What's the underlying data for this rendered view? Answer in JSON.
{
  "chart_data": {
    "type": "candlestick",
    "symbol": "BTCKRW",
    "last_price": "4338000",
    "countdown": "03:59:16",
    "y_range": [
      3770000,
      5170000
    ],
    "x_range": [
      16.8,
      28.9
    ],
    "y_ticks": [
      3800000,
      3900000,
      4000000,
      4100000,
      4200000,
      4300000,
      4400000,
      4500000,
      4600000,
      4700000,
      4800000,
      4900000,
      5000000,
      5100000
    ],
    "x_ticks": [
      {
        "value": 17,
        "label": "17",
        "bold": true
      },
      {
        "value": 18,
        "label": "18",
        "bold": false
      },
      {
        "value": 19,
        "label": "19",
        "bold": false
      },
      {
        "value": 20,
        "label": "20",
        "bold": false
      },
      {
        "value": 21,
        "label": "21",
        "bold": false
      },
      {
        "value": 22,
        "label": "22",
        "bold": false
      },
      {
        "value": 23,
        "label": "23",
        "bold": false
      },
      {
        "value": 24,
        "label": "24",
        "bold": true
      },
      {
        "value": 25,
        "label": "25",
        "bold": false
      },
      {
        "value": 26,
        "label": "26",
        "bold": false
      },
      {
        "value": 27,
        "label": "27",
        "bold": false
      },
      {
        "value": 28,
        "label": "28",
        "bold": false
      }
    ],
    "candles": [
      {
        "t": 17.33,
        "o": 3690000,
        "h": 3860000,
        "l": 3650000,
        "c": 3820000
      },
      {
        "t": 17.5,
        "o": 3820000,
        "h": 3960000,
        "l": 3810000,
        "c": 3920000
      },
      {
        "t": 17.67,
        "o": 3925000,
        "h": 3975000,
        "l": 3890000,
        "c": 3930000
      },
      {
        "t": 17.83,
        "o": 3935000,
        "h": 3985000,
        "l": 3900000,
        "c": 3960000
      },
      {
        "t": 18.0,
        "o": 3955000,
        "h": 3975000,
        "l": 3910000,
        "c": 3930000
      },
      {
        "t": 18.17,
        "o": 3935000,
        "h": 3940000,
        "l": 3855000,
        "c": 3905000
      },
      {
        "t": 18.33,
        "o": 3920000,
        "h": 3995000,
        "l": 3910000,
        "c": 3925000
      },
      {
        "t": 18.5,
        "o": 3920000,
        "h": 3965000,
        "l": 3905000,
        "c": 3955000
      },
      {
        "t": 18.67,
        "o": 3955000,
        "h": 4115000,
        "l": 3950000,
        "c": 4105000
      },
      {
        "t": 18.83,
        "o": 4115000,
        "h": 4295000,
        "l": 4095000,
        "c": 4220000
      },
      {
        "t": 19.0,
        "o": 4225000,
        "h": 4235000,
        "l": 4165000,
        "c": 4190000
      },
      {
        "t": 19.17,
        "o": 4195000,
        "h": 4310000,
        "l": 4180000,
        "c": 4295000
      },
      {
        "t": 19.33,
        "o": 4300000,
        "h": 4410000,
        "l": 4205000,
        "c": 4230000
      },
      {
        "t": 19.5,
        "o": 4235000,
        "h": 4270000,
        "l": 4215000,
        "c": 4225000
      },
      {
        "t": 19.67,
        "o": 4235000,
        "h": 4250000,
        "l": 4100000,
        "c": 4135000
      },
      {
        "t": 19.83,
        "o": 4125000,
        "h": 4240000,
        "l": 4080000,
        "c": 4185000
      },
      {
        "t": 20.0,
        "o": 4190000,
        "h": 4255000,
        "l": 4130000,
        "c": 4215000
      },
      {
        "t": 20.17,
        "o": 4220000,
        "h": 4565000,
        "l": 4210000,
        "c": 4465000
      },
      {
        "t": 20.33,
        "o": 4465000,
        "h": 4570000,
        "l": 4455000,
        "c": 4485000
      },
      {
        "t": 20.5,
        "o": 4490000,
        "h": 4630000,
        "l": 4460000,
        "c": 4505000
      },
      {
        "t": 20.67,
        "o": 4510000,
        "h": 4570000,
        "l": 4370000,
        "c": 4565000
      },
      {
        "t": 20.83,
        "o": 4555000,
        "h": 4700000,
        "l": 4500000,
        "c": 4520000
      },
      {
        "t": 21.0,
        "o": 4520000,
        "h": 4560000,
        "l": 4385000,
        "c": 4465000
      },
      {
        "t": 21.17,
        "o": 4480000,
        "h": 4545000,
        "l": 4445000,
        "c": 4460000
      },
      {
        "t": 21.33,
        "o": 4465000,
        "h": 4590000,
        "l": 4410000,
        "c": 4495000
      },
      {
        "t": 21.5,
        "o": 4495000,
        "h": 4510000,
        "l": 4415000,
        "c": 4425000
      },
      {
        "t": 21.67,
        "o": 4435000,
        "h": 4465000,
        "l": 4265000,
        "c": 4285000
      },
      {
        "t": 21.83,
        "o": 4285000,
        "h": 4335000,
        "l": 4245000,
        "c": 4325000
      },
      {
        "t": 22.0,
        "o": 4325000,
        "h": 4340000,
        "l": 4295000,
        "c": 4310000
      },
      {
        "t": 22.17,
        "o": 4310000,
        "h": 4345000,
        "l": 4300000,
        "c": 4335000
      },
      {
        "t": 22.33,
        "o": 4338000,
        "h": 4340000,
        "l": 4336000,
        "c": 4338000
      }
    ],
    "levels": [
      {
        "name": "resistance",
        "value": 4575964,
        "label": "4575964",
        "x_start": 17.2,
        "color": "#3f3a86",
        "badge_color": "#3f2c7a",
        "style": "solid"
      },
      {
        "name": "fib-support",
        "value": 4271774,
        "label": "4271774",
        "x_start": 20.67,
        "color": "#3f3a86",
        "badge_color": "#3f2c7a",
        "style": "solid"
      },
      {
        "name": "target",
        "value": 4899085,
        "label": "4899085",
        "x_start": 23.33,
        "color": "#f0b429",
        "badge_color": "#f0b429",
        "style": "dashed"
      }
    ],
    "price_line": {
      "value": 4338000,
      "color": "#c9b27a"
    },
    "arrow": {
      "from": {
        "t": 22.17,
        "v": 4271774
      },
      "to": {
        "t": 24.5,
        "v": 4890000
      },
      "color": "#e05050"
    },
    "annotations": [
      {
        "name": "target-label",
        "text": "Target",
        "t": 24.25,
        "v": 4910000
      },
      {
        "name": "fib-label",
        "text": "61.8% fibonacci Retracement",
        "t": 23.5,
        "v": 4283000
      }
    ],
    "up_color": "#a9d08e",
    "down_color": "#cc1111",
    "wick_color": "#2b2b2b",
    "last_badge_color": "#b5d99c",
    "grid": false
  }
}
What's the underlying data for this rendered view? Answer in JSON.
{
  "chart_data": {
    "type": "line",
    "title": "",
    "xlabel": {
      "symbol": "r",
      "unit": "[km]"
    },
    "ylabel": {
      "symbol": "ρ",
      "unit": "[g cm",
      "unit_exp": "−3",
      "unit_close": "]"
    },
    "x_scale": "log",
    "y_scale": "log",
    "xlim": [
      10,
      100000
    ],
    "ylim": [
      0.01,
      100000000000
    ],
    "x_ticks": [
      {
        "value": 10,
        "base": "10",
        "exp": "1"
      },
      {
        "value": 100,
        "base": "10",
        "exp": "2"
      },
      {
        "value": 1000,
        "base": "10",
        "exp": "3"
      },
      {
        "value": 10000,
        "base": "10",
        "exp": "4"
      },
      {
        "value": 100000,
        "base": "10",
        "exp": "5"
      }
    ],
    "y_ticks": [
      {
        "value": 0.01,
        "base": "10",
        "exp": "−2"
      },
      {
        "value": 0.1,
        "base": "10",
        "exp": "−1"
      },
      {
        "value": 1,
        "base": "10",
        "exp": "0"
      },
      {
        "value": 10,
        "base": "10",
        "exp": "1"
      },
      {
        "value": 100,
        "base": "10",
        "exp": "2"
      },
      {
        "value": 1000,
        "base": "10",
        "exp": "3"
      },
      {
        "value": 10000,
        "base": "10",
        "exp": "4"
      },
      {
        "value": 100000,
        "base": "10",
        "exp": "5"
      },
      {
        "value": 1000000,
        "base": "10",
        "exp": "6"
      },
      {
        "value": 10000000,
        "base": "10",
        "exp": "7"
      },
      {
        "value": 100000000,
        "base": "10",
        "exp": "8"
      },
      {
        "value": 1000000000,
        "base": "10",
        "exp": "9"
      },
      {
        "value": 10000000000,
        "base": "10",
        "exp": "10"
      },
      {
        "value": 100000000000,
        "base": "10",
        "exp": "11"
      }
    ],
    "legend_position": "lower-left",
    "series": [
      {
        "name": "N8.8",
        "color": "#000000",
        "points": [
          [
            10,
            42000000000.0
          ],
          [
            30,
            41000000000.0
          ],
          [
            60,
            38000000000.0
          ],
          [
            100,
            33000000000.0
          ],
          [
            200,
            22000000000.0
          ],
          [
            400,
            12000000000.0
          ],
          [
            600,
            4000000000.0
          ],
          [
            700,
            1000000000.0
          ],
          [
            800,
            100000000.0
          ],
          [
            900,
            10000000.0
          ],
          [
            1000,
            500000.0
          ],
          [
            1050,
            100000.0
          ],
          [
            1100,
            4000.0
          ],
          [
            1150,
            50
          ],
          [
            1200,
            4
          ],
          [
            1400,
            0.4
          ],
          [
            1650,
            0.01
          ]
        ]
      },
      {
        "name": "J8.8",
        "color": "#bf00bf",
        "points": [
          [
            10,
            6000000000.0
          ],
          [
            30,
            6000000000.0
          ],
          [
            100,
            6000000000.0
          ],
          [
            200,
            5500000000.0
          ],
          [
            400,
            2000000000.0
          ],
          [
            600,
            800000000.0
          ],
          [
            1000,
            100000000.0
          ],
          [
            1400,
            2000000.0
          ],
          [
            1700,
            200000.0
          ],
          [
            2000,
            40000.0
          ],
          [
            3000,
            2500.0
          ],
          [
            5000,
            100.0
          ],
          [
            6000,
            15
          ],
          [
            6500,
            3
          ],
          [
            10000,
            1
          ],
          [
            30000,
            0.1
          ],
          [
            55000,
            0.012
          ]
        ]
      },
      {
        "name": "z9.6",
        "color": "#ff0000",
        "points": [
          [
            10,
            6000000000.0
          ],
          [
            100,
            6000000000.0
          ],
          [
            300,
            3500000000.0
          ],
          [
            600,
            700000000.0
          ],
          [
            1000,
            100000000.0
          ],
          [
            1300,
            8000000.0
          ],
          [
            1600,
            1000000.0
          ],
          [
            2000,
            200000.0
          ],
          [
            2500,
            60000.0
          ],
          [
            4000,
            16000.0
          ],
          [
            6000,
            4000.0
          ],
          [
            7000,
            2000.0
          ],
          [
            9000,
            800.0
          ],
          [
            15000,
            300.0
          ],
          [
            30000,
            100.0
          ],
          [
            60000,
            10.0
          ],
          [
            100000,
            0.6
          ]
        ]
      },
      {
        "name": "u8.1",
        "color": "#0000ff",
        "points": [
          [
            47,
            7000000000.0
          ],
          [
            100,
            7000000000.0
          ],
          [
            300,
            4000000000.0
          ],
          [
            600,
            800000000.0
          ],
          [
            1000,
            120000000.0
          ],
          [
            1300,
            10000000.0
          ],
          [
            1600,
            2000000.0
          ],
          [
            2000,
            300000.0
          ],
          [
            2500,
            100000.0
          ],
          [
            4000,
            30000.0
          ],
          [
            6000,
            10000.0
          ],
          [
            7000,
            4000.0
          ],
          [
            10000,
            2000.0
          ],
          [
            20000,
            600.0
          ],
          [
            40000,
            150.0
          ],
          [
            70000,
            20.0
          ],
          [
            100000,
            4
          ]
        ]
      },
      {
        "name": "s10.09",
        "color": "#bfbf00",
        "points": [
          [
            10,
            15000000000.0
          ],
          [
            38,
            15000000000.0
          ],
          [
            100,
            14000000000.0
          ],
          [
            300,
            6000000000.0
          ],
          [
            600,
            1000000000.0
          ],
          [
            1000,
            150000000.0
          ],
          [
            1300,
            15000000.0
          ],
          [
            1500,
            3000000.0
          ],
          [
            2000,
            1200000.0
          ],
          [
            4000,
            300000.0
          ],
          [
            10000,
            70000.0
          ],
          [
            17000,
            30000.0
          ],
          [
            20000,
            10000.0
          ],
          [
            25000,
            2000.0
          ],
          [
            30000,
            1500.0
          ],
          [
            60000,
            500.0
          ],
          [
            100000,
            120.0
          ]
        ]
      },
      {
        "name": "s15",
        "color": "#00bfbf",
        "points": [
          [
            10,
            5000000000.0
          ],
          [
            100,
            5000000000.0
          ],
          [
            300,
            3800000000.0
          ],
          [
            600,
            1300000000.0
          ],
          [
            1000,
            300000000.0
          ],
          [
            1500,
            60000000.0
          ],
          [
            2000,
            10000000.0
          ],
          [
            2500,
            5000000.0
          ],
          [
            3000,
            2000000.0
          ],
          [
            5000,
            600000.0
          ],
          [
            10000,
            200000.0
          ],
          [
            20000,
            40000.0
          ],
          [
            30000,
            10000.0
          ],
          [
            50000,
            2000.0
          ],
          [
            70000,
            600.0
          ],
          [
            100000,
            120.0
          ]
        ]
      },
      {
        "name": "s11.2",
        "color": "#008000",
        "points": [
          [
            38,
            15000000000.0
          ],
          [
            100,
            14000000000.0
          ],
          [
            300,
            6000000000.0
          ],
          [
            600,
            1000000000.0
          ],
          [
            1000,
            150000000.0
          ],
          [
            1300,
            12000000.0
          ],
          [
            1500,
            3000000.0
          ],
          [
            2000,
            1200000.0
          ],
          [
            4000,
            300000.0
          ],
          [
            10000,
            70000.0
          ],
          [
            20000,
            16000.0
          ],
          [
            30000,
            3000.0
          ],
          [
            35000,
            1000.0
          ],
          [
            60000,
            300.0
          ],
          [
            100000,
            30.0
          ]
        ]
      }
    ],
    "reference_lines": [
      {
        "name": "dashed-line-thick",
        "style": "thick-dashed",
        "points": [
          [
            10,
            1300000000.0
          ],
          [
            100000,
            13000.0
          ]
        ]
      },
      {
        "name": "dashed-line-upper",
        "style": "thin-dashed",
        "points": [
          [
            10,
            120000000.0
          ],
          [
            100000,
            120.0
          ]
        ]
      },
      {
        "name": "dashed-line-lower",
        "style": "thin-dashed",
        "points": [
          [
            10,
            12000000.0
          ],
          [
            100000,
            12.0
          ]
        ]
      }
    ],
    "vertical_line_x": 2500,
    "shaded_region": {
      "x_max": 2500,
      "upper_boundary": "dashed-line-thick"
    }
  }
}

§ Written task: Give the count of lines holding the word "lower", with no other words.

§ Exercise output: 2